Exercise prompt:
Copy every line that mentions the word "próximo".
** begin **
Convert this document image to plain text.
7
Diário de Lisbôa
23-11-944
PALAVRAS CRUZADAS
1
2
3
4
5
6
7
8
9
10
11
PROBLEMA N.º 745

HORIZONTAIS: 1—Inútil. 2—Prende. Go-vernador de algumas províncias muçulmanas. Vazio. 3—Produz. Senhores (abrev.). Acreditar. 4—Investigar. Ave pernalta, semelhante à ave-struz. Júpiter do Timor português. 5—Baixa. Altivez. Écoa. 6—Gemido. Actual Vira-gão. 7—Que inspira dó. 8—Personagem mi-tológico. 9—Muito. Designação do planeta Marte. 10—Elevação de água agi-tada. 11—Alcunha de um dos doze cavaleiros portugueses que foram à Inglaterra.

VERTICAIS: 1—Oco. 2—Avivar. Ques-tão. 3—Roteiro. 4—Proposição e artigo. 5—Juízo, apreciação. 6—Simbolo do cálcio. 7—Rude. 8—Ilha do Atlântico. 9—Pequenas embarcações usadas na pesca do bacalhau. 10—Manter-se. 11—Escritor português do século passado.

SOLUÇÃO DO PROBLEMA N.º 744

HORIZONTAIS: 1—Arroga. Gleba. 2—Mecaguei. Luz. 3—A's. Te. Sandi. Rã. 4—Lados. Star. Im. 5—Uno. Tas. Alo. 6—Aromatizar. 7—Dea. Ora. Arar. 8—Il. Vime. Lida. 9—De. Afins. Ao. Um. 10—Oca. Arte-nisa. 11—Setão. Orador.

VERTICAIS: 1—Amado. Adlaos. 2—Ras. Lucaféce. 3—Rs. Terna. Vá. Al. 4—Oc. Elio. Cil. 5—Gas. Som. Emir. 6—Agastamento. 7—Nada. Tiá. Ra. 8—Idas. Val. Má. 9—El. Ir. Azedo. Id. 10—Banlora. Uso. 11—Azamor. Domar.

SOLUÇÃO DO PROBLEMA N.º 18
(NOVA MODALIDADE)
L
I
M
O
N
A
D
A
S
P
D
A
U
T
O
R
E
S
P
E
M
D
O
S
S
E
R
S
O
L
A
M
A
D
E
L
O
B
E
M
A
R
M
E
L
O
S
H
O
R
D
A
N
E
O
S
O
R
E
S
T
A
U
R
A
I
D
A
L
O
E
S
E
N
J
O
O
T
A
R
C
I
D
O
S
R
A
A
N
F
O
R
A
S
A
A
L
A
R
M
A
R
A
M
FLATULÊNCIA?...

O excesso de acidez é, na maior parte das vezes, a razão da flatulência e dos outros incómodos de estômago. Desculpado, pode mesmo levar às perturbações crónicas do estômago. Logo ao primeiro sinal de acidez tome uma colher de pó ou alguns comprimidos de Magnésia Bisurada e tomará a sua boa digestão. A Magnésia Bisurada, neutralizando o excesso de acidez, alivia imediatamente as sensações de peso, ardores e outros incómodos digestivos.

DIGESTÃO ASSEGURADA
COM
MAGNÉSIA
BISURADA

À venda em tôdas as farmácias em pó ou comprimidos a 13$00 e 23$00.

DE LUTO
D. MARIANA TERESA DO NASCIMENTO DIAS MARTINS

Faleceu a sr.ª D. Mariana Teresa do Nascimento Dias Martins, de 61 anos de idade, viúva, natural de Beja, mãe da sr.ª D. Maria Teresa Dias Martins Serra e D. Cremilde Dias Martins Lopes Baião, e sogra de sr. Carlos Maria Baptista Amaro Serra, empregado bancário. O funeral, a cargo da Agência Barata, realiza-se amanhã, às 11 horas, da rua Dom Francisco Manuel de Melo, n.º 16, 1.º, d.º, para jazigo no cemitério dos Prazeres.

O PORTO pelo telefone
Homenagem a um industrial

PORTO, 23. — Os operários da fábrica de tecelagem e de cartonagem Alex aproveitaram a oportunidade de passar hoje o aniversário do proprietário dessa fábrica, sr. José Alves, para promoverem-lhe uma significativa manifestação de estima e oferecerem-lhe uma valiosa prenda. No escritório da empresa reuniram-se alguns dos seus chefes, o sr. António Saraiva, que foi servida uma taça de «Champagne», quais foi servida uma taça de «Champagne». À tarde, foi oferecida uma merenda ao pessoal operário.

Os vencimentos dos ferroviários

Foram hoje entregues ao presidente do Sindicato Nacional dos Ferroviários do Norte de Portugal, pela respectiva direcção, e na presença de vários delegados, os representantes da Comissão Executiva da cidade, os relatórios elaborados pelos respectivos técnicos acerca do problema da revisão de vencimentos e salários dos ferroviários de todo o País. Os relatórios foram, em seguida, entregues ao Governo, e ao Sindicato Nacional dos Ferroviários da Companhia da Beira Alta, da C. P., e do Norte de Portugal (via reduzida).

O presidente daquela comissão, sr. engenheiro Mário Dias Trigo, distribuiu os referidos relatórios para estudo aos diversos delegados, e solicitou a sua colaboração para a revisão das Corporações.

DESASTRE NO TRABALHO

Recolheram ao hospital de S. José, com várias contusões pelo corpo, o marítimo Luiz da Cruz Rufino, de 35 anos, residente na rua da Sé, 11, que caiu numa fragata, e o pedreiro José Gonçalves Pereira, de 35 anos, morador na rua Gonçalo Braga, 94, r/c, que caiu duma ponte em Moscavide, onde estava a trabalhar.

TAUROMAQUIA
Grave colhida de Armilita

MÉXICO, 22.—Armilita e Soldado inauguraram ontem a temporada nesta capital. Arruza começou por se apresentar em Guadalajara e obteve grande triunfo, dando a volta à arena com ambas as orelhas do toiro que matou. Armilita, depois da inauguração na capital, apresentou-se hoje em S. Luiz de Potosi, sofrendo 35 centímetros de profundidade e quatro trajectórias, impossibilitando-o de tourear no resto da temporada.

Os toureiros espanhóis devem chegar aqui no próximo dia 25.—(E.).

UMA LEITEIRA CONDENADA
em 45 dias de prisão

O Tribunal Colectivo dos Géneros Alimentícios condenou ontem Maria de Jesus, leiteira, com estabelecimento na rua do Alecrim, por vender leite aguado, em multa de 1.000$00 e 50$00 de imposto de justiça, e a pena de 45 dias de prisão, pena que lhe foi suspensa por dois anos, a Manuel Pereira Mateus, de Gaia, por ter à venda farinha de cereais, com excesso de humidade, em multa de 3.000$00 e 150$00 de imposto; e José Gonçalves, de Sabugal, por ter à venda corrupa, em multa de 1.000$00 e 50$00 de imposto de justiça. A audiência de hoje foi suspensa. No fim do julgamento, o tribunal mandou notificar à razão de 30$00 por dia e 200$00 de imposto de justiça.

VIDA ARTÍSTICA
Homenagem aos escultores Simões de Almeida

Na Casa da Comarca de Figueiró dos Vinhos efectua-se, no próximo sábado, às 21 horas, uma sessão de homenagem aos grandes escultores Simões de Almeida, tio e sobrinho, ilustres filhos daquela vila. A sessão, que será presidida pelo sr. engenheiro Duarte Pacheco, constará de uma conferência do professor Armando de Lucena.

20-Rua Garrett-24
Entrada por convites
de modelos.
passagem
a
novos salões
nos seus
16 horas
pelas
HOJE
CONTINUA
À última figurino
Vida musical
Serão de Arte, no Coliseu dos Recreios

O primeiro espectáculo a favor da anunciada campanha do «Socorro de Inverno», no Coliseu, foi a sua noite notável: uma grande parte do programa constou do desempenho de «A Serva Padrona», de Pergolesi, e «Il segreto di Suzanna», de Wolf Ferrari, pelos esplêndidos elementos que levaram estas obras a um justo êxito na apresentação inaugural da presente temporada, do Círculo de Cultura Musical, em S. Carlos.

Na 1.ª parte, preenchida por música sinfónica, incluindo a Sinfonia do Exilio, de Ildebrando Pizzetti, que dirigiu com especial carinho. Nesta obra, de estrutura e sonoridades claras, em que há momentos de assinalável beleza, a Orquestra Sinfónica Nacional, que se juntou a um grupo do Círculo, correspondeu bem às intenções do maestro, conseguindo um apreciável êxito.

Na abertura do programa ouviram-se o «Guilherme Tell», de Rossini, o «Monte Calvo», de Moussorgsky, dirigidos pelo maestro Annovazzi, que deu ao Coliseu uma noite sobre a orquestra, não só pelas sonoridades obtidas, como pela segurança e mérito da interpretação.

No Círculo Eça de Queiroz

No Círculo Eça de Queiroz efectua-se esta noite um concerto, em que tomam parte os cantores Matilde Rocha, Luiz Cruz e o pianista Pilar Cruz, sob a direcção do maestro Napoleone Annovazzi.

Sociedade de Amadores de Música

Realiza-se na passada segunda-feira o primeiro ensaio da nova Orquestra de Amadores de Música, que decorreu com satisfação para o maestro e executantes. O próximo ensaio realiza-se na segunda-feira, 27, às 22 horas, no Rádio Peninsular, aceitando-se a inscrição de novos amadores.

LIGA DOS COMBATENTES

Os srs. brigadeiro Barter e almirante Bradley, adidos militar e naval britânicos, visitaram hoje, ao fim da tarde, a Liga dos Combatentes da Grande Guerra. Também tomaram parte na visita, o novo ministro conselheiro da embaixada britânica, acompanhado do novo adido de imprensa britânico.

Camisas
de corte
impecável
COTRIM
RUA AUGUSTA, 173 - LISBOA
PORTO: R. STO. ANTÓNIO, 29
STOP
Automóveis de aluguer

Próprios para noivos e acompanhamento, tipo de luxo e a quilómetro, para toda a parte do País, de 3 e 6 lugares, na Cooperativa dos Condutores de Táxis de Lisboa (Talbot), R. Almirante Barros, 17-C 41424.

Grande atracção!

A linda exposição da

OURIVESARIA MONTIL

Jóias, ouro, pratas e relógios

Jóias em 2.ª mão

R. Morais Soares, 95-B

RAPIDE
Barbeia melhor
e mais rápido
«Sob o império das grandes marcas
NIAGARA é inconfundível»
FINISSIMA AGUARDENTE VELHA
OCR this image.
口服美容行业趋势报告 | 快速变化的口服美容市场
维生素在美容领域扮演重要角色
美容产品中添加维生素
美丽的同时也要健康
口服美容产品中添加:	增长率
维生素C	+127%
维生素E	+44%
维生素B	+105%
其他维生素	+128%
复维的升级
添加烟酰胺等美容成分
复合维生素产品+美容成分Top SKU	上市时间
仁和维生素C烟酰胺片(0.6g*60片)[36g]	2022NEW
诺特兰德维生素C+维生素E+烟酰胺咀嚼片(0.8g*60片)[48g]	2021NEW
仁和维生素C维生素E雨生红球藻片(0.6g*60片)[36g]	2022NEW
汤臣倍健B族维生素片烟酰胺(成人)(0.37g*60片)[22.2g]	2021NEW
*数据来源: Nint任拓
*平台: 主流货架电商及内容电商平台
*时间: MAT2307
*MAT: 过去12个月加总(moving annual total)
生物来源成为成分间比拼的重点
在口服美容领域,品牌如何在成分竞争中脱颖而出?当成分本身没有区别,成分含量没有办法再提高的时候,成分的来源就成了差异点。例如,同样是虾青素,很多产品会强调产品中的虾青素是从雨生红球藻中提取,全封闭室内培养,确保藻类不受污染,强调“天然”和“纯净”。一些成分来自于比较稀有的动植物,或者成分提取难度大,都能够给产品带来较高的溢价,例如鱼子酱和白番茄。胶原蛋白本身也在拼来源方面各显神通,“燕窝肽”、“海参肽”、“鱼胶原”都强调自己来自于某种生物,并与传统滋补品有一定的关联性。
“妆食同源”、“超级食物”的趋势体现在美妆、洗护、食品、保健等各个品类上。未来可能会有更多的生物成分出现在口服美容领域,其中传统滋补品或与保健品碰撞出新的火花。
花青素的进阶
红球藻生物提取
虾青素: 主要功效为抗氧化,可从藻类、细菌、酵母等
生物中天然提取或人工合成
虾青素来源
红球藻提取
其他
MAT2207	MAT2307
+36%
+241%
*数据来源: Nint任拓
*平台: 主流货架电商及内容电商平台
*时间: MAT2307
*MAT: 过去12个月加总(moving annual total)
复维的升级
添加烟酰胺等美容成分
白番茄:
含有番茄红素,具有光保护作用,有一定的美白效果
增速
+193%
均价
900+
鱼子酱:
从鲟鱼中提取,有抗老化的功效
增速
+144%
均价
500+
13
** end **
Exercise response:
Os toureiros espanhóis devem chegar aqui no próximo dia 25.—(E.).
Na Casa da Comarca de Figueiró dos Vinhos efectua-se, no próximo sábado, às 21 horas, uma sessão de homenagem aos grandes escultores Simões de Almeida, tio e sobrinho, ilustres filhos daquela vila. A sessão, que será presidida pelo sr. engenheiro Duarte Pacheco, constará de uma conferência do professor Armando de Lucena.
Realiza-se na passada segunda-feira o primeiro ensaio da nova Orquestra de Amadores de Música, que decorreu com satisfação para o maestro e executantes. O próximo ensaio realiza-se na segunda-feira, 27, às 22 horas, no Rádio Peninsular, aceitando-se a inscrição de novos amadores.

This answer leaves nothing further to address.